Dataset rows about figures:
◆ ◆ ◆ ◆ ◆ ◆ ◆
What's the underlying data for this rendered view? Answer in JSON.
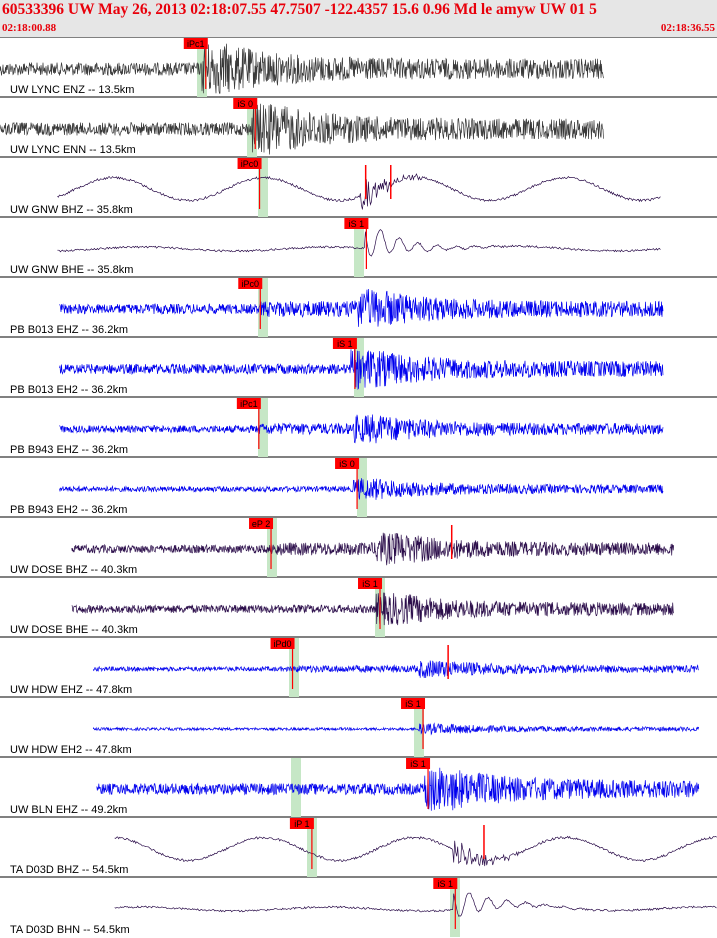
{
  "header": {
    "title": "60533396 UW May 26, 2013 02:18:07.55   47.7507 -122.4357 15.6 0.96 Md le amyw UW 01   5",
    "start_time": "02:18:00.88",
    "end_time": "02:18:36.55"
  },
  "colors": {
    "header_bg": "#e6e6e6",
    "title": "#e8000b",
    "pick_flag": "#ff0000",
    "pick_window": "#c6e7c6",
    "trace_gray": "#3a3a3a",
    "trace_purple": "#2b0d4a",
    "trace_blue": "#0000ee"
  },
  "traces": [
    {
      "label": "UW LYNC ENZ -- 13.5km",
      "color": "gray",
      "pick": "iPc1",
      "pick_frac": 0.287,
      "window_frac": 0.282,
      "start_frac": 0.0,
      "end_frac": 0.842,
      "style": "noise",
      "amp": 0.72
    },
    {
      "label": "UW LYNC ENN -- 13.5km",
      "color": "gray",
      "pick": "iS 0",
      "pick_frac": 0.356,
      "window_frac": 0.352,
      "start_frac": 0.0,
      "end_frac": 0.842,
      "style": "noise",
      "amp": 0.72
    },
    {
      "label": "UW GNW BHZ -- 35.8km",
      "color": "purple",
      "pick": "iPc0",
      "pick_frac": 0.362,
      "window_frac": 0.367,
      "start_frac": 0.08,
      "end_frac": 0.922,
      "style": "long",
      "amp": 0.8,
      "event_frac": 0.51,
      "flags": [
        0.51,
        0.545
      ]
    },
    {
      "label": "UW GNW BHE -- 35.8km",
      "color": "purple",
      "pick": "iS 1",
      "pick_frac": 0.511,
      "window_frac": 0.5,
      "start_frac": 0.08,
      "end_frac": 0.922,
      "style": "smooth",
      "amp": 0.6,
      "event_frac": 0.511
    },
    {
      "label": "PB B013 EHZ -- 36.2km",
      "color": "blue",
      "pick": "iPc0",
      "pick_frac": 0.363,
      "window_frac": 0.367,
      "start_frac": 0.083,
      "end_frac": 0.925,
      "style": "noise",
      "amp": 0.55,
      "event_frac": 0.5
    },
    {
      "label": "PB B013 EH2 -- 36.2km",
      "color": "blue",
      "pick": "iS 1",
      "pick_frac": 0.495,
      "window_frac": 0.5,
      "start_frac": 0.083,
      "end_frac": 0.925,
      "style": "noise",
      "amp": 0.55,
      "event_frac": 0.495
    },
    {
      "label": "PB B943 EHZ -- 36.2km",
      "color": "blue",
      "pick": "iPc1",
      "pick_frac": 0.361,
      "window_frac": 0.367,
      "start_frac": 0.083,
      "end_frac": 0.925,
      "style": "noise",
      "amp": 0.4,
      "event_frac": 0.5
    },
    {
      "label": "PB B943 EH2 -- 36.2km",
      "color": "blue",
      "pick": "iS 0",
      "pick_frac": 0.498,
      "window_frac": 0.505,
      "start_frac": 0.083,
      "end_frac": 0.925,
      "style": "noise",
      "amp": 0.3,
      "event_frac": 0.498
    },
    {
      "label": "UW DOSE BHZ -- 40.3km",
      "color": "purple",
      "pick": "eP 2",
      "pick_frac": 0.378,
      "window_frac": 0.38,
      "start_frac": 0.1,
      "end_frac": 0.94,
      "style": "noise",
      "amp": 0.45,
      "event_frac": 0.53,
      "flags": [
        0.63
      ]
    },
    {
      "label": "UW DOSE BHE -- 40.3km",
      "color": "purple",
      "pick": "iS 1",
      "pick_frac": 0.53,
      "window_frac": 0.53,
      "start_frac": 0.1,
      "end_frac": 0.94,
      "style": "noise",
      "amp": 0.45,
      "event_frac": 0.53
    },
    {
      "label": "UW HDW EHZ -- 47.8km",
      "color": "blue",
      "pick": "iPd0",
      "pick_frac": 0.408,
      "window_frac": 0.41,
      "start_frac": 0.13,
      "end_frac": 0.975,
      "style": "noise",
      "amp": 0.25,
      "event_frac": 0.59,
      "flags": [
        0.625
      ]
    },
    {
      "label": "UW HDW EH2 -- 47.8km",
      "color": "blue",
      "pick": "iS 1",
      "pick_frac": 0.59,
      "window_frac": 0.585,
      "start_frac": 0.13,
      "end_frac": 0.975,
      "style": "noise",
      "amp": 0.15,
      "event_frac": 0.59
    },
    {
      "label": "UW BLN EHZ -- 49.2km",
      "color": "blue",
      "pick": "iS 1",
      "pick_frac": 0.597,
      "window_frac": 0.413,
      "start_frac": 0.135,
      "end_frac": 0.975,
      "style": "dense",
      "amp": 0.62,
      "event_frac": 0.597
    },
    {
      "label": "TA D03D BHZ -- 54.5km",
      "color": "purple",
      "pick": "iP 1",
      "pick_frac": 0.435,
      "window_frac": 0.435,
      "start_frac": 0.16,
      "end_frac": 1.0,
      "style": "long",
      "amp": 0.8,
      "event_frac": 0.64,
      "flags": [
        0.675
      ]
    },
    {
      "label": "TA D03D BHN -- 54.5km",
      "color": "purple",
      "pick": "iS 1",
      "pick_frac": 0.635,
      "window_frac": 0.635,
      "start_frac": 0.16,
      "end_frac": 1.0,
      "style": "smooth",
      "amp": 0.5,
      "event_frac": 0.635
    }
  ]
}
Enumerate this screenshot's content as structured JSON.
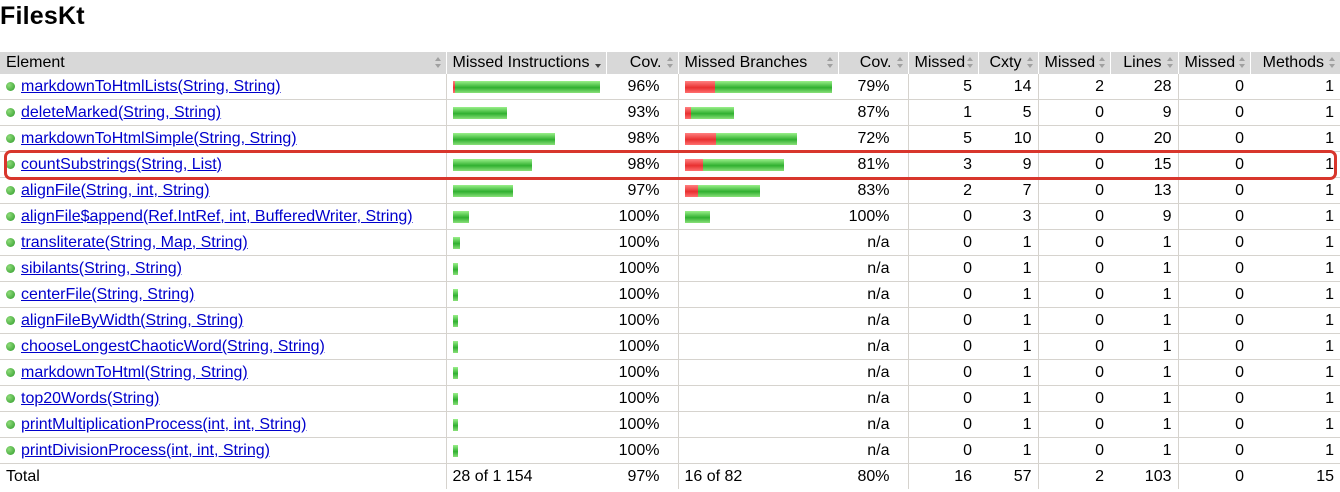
◆ ◆ ◆ ◆ ◆ ◆ ◆
Exercise aim: Extract all the entries word for word; omit any pictures.

Output of the exercise:
What's the underlying data for this rendered view? Answer in JSON.
{
  "header": {
    "title": "60533396 UW May 26, 2013 02:18:07.55   47.7507 -122.4357 15.6 0.96 Md le amyw UW 01   5",
    "start_time": "02:18:00.88",
    "end_time": "02:18:36.55"
  },
  "colors": {
    "header_bg": "#e6e6e6",
    "title": "#e8000b",
    "pick_flag": "#ff0000",
    "pick_window": "#c6e7c6",
    "trace_gray": "#3a3a3a",
    "trace_purple": "#2b0d4a",
    "trace_blue": "#0000ee"
  },
  "traces": [
    {
      "label": "UW LYNC ENZ -- 13.5km",
      "color": "gray",
      "pick": "iPc1",
      "pick_frac": 0.287,
      "window_frac": 0.282,
      "start_frac": 0.0,
      "end_frac": 0.842,
      "style": "noise",
      "amp": 0.72
    },
    {
      "label": "UW LYNC ENN -- 13.5km",
      "color": "gray",
      "pick": "iS 0",
      "pick_frac": 0.356,
      "window_frac": 0.352,
      "start_frac": 0.0,
      "end_frac": 0.842,
      "style": "noise",
      "amp": 0.72
    },
    {
      "label": "UW GNW BHZ -- 35.8km",
      "color": "purple",
      "pick": "iPc0",
      "pick_frac": 0.362,
      "window_frac": 0.367,
      "start_frac": 0.08,
      "end_frac": 0.922,
      "style": "long",
      "amp": 0.8,
      "event_frac": 0.51,
      "flags": [
        0.51,
        0.545
      ]
    },
    {
      "label": "UW GNW BHE -- 35.8km",
      "color": "purple",
      "pick": "iS 1",
      "pick_frac": 0.511,
      "window_frac": 0.5,
      "start_frac": 0.08,
      "end_frac": 0.922,
      "style": "smooth",
      "amp": 0.6,
      "event_frac": 0.511
    },
    {
      "label": "PB B013 EHZ -- 36.2km",
      "color": "blue",
      "pick": "iPc0",
      "pick_frac": 0.363,
      "window_frac": 0.367,
      "start_frac": 0.083,
      "end_frac": 0.925,
      "style": "noise",
      "amp": 0.55,
      "event_frac": 0.5
    },
    {
      "label": "PB B013 EH2 -- 36.2km",
      "color": "blue",
      "pick": "iS 1",
      "pick_frac": 0.495,
      "window_frac": 0.5,
      "start_frac": 0.083,
      "end_frac": 0.925,
      "style": "noise",
      "amp": 0.55,
      "event_frac": 0.495
    },
    {
      "label": "PB B943 EHZ -- 36.2km",
      "color": "blue",
      "pick": "iPc1",
      "pick_frac": 0.361,
      "window_frac": 0.367,
      "start_frac": 0.083,
      "end_frac": 0.925,
      "style": "noise",
      "amp": 0.4,
      "event_frac": 0.5
    },
    {
      "label": "PB B943 EH2 -- 36.2km",
      "color": "blue",
      "pick": "iS 0",
      "pick_frac": 0.498,
      "window_frac": 0.505,
      "start_frac": 0.083,
      "end_frac": 0.925,
      "style": "noise",
      "amp": 0.3,
      "event_frac": 0.498
    },
    {
      "label": "UW DOSE BHZ -- 40.3km",
      "color": "purple",
      "pick": "eP 2",
      "pick_frac": 0.378,
      "window_frac": 0.38,
      "start_frac": 0.1,
      "end_frac": 0.94,
      "style": "noise",
      "amp": 0.45,
      "event_frac": 0.53,
      "flags": [
        0.63
      ]
    },
    {
      "label": "UW DOSE BHE -- 40.3km",
      "color": "purple",
      "pick": "iS 1",
      "pick_frac": 0.53,
      "window_frac": 0.53,
      "start_frac": 0.1,
      "end_frac": 0.94,
      "style": "noise",
      "amp": 0.45,
      "event_frac": 0.53
    },
    {
      "label": "UW HDW EHZ -- 47.8km",
      "color": "blue",
      "pick": "iPd0",
      "pick_frac": 0.408,
      "window_frac": 0.41,
      "start_frac": 0.13,
      "end_frac": 0.975,
      "style": "noise",
      "amp": 0.25,
      "event_frac": 0.59,
      "flags": [
        0.625
      ]
    },
    {
      "label": "UW HDW EH2 -- 47.8km",
      "color": "blue",
      "pick": "iS 1",
      "pick_frac": 0.59,
      "window_frac": 0.585,
      "start_frac": 0.13,
      "end_frac": 0.975,
      "style": "noise",
      "amp": 0.15,
      "event_frac": 0.59
    },
    {
      "label": "UW BLN EHZ -- 49.2km",
      "color": "blue",
      "pick": "iS 1",
      "pick_frac": 0.597,
      "window_frac": 0.413,
      "start_frac": 0.135,
      "end_frac": 0.975,
      "style": "dense",
      "amp": 0.62,
      "event_frac": 0.597
    },
    {
      "label": "TA D03D BHZ -- 54.5km",
      "color": "purple",
      "pick": "iP 1",
      "pick_frac": 0.435,
      "window_frac": 0.435,
      "start_frac": 0.16,
      "end_frac": 1.0,
      "style": "long",
      "amp": 0.8,
      "event_frac": 0.64,
      "flags": [
        0.675
      ]
    },
    {
      "label": "TA D03D BHN -- 54.5km",
      "color": "purple",
      "pick": "iS 1",
      "pick_frac": 0.635,
      "window_frac": 0.635,
      "start_frac": 0.16,
      "end_frac": 1.0,
      "style": "smooth",
      "amp": 0.5,
      "event_frac": 0.635
    }
  ]
}
Enumerate this screenshot's content as structured JSON.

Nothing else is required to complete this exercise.